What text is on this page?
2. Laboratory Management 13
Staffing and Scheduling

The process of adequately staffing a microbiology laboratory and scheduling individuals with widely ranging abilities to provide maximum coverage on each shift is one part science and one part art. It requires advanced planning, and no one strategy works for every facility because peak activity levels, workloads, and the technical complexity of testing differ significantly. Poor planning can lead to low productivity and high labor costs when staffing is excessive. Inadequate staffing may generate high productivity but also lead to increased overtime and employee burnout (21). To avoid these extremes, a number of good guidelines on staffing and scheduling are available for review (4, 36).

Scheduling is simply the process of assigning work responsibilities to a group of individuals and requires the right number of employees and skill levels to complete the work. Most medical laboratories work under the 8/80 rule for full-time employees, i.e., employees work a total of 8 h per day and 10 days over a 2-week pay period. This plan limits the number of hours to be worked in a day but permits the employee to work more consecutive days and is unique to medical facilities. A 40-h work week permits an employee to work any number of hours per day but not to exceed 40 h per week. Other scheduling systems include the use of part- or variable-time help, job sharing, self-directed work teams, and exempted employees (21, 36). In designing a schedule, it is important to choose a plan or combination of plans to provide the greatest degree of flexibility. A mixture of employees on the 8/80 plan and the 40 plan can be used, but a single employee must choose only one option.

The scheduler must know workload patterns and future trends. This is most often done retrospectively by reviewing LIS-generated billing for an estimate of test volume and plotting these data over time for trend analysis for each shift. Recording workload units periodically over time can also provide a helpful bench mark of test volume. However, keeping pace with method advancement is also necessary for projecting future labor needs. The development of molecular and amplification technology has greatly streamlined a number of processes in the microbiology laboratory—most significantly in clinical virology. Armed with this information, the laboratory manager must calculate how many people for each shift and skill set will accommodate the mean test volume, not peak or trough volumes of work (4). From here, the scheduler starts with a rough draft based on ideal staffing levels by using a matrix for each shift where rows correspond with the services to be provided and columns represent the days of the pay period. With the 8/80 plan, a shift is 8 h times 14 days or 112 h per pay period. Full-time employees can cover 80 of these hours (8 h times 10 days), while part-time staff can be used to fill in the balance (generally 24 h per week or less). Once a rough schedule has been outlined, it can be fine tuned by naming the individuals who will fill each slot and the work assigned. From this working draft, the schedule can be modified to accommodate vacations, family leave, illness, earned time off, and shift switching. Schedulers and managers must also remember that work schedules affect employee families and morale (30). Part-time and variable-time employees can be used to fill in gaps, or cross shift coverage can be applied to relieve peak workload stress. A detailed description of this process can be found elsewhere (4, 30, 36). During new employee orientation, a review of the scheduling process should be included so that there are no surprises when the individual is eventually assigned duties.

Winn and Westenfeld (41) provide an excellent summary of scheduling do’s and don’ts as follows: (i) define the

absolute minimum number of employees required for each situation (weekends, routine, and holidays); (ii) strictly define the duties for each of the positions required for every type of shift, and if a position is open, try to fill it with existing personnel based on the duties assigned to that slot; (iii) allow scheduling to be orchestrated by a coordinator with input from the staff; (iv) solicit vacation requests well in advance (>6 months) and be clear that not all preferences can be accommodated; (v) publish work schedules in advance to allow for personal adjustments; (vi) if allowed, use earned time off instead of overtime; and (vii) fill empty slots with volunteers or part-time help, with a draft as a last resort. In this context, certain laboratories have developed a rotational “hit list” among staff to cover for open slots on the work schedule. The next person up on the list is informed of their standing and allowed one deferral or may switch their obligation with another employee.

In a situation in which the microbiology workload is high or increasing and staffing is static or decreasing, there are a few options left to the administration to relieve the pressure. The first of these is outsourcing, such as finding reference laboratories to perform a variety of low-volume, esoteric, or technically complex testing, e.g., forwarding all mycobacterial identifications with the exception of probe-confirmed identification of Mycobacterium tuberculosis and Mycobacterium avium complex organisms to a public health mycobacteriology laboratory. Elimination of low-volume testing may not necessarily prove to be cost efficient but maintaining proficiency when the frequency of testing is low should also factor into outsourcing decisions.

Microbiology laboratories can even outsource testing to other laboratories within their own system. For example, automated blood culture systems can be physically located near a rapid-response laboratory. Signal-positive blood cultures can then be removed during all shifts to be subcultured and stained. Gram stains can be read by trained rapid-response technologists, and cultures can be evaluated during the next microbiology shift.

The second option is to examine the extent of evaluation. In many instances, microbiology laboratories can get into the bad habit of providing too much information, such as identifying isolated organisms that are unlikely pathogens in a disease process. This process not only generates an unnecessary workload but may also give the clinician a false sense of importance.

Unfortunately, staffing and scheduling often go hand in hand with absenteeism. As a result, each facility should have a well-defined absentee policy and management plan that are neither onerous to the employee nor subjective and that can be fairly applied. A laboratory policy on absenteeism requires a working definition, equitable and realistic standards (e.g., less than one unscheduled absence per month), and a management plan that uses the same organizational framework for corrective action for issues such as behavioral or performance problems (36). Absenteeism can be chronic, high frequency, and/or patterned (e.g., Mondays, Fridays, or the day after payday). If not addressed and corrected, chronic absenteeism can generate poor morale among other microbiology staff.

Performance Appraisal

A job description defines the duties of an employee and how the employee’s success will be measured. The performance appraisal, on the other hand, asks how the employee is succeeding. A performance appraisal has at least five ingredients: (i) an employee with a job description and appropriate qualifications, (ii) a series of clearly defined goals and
::::
## [Exercise description]
Copy out each record exactly as given, omitting none.

## [Written solution]
What text is on this page?
2. Laboratory Management 13
Staffing and Scheduling

The process of adequately staffing a microbiology laboratory and scheduling individuals with widely ranging abilities to provide maximum coverage on each shift is one part science and one part art. It requires advanced planning, and no one strategy works for every facility because peak activity levels, workloads, and the technical complexity of testing differ significantly. Poor planning can lead to low productivity and high labor costs when staffing is excessive. Inadequate staffing may generate high productivity but also lead to increased overtime and employee burnout (21). To avoid these extremes, a number of good guidelines on staffing and scheduling are available for review (4, 36).

Scheduling is simply the process of assigning work responsibilities to a group of individuals and requires the right number of employees and skill levels to complete the work. Most medical laboratories work under the 8/80 rule for full-time employees, i.e., employees work a total of 8 h per day and 10 days over a 2-week pay period. This plan limits the number of hours to be worked in a day but permits the employee to work more consecutive days and is unique to medical facilities. A 40-h work week permits an employee to work any number of hours per day but not to exceed 40 h per week. Other scheduling systems include the use of part- or variable-time help, job sharing, self-directed work teams, and exempted employees (21, 36). In designing a schedule, it is important to choose a plan or combination of plans to provide the greatest degree of flexibility. A mixture of employees on the 8/80 plan and the 40 plan can be used, but a single employee must choose only one option.

The scheduler must know workload patterns and future trends. This is most often done retrospectively by reviewing LIS-generated billing for an estimate of test volume and plotting these data over time for trend analysis for each shift. Recording workload units periodically over time can also provide a helpful bench mark of test volume. However, keeping pace with method advancement is also necessary for projecting future labor needs. The development of molecular and amplification technology has greatly streamlined a number of processes in the microbiology laboratory—most significantly in clinical virology. Armed with this information, the laboratory manager must calculate how many people for each shift and skill set will accommodate the mean test volume, not peak or trough volumes of work (4). From here, the scheduler starts with a rough draft based on ideal staffing levels by using a matrix for each shift where rows correspond with the services to be provided and columns represent the days of the pay period. With the 8/80 plan, a shift is 8 h times 14 days or 112 h per pay period. Full-time employees can cover 80 of these hours (8 h times 10 days), while part-time staff can be used to fill in the balance (generally 24 h per week or less). Once a rough schedule has been outlined, it can be fine tuned by naming the individuals who will fill each slot and the work assigned. From this working draft, the schedule can be modified to accommodate vacations, family leave, illness, earned time off, and shift switching. Schedulers and managers must also remember that work schedules affect employee families and morale (30). Part-time and variable-time employees can be used to fill in gaps, or cross shift coverage can be applied to relieve peak workload stress. A detailed description of this process can be found elsewhere (4, 30, 36). During new employee orientation, a review of the scheduling process should be included so that there are no surprises when the individual is eventually assigned duties.

Winn and Westenfeld (41) provide an excellent summary of scheduling do’s and don’ts as follows: (i) define the

absolute minimum number of employees required for each situation (weekends, routine, and holidays); (ii) strictly define the duties for each of the positions required for every type of shift, and if a position is open, try to fill it with existing personnel based on the duties assigned to that slot; (iii) allow scheduling to be orchestrated by a coordinator with input from the staff; (iv) solicit vacation requests well in advance (>6 months) and be clear that not all preferences can be accommodated; (v) publish work schedules in advance to allow for personal adjustments; (vi) if allowed, use earned time off instead of overtime; and (vii) fill empty slots with volunteers or part-time help, with a draft as a last resort. In this context, certain laboratories have developed a rotational “hit list” among staff to cover for open slots on the work schedule. The next person up on the list is informed of their standing and allowed one deferral or may switch their obligation with another employee.

In a situation in which the microbiology workload is high or increasing and staffing is static or decreasing, there are a few options left to the administration to relieve the pressure. The first of these is outsourcing, such as finding reference laboratories to perform a variety of low-volume, esoteric, or technically complex testing, e.g., forwarding all mycobacterial identifications with the exception of probe-confirmed identification of Mycobacterium tuberculosis and Mycobacterium avium complex organisms to a public health mycobacteriology laboratory. Elimination of low-volume testing may not necessarily prove to be cost efficient but maintaining proficiency when the frequency of testing is low should also factor into outsourcing decisions.

Microbiology laboratories can even outsource testing to other laboratories within their own system. For example, automated blood culture systems can be physically located near a rapid-response laboratory. Signal-positive blood cultures can then be removed during all shifts to be subcultured and stained. Gram stains can be read by trained rapid-response technologists, and cultures can be evaluated during the next microbiology shift.

The second option is to examine the extent of evaluation. In many instances, microbiology laboratories can get into the bad habit of providing too much information, such as identifying isolated organisms that are unlikely pathogens in a disease process. This process not only generates an unnecessary workload but may also give the clinician a false sense of importance.

Unfortunately, staffing and scheduling often go hand in hand with absenteeism. As a result, each facility should have a well-defined absentee policy and management plan that are neither onerous to the employee nor subjective and that can be fairly applied. A laboratory policy on absenteeism requires a working definition, equitable and realistic standards (e.g., less than one unscheduled absence per month), and a management plan that uses the same organizational framework for corrective action for issues such as behavioral or performance problems (36). Absenteeism can be chronic, high frequency, and/or patterned (e.g., Mondays, Fridays, or the day after payday). If not addressed and corrected, chronic absenteeism can generate poor morale among other microbiology staff.

Performance Appraisal

A job description defines the duties of an employee and how the employee’s success will be measured. The performance appraisal, on the other hand, asks how the employee is succeeding. A performance appraisal has at least five ingredients: (i) an employee with a job description and appropriate qualifications, (ii) a series of clearly defined goals and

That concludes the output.